Stored data
^^^^

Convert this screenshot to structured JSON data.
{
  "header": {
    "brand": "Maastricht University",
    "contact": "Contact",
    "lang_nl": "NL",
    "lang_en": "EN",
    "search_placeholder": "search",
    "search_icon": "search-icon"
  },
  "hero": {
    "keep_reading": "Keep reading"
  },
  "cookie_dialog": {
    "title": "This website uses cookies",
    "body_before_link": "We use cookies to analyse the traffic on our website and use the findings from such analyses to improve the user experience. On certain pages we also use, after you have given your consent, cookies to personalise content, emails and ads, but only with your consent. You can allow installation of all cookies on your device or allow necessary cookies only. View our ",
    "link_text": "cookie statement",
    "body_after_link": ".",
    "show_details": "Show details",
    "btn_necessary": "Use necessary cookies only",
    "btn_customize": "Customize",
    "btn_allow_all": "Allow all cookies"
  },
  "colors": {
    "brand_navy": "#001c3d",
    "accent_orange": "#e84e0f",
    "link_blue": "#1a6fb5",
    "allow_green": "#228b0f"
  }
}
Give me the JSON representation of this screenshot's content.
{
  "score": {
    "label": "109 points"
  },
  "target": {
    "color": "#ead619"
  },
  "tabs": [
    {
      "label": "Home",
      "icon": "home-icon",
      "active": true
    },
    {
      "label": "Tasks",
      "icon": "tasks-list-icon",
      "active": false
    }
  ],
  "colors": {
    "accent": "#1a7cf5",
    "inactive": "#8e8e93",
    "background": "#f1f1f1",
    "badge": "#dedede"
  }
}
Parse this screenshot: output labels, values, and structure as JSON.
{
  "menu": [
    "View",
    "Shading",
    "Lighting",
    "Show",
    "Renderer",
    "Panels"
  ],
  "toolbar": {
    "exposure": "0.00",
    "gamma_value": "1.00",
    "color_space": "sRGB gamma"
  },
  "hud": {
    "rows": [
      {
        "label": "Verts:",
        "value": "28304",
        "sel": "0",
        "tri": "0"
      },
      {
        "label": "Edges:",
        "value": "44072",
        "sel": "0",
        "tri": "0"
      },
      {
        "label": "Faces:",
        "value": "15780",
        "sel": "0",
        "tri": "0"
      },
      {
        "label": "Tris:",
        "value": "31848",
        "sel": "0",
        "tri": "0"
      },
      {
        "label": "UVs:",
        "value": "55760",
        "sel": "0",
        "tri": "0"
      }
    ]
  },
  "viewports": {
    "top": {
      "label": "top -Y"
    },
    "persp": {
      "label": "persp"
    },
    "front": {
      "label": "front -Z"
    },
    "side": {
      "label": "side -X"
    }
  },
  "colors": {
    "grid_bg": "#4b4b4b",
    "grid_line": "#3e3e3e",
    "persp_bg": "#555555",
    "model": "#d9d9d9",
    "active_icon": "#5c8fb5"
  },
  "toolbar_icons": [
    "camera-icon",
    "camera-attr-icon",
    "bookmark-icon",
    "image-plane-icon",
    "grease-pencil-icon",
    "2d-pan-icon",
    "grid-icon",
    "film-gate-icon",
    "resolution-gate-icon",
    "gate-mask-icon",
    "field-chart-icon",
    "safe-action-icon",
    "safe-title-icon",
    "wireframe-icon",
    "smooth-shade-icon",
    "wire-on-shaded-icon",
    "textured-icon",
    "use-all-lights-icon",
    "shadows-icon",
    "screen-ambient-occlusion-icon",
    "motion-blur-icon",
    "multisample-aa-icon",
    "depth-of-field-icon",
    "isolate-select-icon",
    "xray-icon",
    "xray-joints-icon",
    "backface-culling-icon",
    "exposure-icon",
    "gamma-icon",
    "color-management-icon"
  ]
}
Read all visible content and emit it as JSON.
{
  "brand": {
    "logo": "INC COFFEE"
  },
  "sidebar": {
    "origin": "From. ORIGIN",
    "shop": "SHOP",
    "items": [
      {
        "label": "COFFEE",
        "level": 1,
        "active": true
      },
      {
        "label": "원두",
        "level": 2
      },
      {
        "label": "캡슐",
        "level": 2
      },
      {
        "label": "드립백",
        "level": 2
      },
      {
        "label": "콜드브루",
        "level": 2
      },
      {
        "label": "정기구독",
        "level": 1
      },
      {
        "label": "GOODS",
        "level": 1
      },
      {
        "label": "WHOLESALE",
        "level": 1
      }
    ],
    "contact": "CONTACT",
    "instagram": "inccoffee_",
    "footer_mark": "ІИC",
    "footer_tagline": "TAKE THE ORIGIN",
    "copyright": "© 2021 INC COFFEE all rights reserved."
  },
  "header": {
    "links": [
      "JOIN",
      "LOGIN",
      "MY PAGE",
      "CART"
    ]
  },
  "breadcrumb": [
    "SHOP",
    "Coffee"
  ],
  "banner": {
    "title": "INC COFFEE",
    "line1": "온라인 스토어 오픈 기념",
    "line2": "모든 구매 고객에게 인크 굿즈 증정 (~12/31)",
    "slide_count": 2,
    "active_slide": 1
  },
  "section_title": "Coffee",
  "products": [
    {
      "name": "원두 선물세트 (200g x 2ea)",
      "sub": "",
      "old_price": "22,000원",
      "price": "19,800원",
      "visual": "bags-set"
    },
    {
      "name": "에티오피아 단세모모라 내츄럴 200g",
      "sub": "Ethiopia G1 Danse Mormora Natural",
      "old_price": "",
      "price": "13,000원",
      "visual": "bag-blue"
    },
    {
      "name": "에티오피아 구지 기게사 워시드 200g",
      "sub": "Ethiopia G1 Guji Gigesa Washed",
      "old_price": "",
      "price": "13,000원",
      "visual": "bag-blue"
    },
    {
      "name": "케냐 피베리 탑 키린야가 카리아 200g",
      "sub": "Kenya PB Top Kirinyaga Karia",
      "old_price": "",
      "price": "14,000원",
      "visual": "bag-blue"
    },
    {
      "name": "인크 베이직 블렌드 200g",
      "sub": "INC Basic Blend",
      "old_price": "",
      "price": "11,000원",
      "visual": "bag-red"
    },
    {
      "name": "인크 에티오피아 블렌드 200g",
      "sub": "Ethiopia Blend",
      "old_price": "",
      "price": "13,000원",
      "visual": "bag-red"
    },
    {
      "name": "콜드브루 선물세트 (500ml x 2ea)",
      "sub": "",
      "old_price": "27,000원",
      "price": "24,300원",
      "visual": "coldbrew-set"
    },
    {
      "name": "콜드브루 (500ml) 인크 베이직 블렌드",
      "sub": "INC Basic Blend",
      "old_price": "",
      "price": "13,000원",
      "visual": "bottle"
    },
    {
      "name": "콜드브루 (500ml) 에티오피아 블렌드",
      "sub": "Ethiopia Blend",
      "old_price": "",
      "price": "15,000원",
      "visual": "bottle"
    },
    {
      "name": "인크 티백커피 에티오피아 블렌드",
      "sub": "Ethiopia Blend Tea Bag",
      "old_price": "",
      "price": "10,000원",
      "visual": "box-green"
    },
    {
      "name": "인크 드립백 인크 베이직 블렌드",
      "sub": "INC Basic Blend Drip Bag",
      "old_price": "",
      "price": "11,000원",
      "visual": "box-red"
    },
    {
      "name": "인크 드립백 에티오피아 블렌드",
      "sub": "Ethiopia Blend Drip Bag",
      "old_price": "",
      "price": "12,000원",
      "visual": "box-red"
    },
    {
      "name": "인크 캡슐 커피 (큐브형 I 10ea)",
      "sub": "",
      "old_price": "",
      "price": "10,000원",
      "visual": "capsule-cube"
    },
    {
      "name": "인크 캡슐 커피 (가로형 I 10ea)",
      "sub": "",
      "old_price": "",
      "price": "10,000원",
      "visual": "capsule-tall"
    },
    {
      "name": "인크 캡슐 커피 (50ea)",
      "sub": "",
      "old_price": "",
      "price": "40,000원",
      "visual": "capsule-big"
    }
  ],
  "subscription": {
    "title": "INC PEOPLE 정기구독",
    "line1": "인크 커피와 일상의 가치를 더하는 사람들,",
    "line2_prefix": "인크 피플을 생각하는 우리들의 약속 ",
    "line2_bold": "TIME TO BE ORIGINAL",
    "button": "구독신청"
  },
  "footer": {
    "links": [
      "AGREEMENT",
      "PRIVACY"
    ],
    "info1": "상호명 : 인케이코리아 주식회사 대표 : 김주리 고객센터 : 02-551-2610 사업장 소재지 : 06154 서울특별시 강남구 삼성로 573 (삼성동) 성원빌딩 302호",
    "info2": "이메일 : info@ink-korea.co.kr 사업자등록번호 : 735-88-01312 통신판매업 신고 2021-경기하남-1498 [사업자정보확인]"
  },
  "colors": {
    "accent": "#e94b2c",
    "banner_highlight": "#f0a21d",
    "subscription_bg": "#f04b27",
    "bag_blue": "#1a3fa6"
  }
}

^^^^

* Stated problem
Locate the word "only" in the records above, and return each line that has it.

* Output for this exercise
    "body_before_link": "We use cookies to analyse the traffic on our website and use the findings from such analyses to improve the user experience. On certain pages we also use, after you have given your consent, cookies to personalise content, emails and ads, but only with your consent. You can allow installation of all cookies on your device or allow necessary cookies only. View our ",
    "btn_necessary": "Use necessary cookies only",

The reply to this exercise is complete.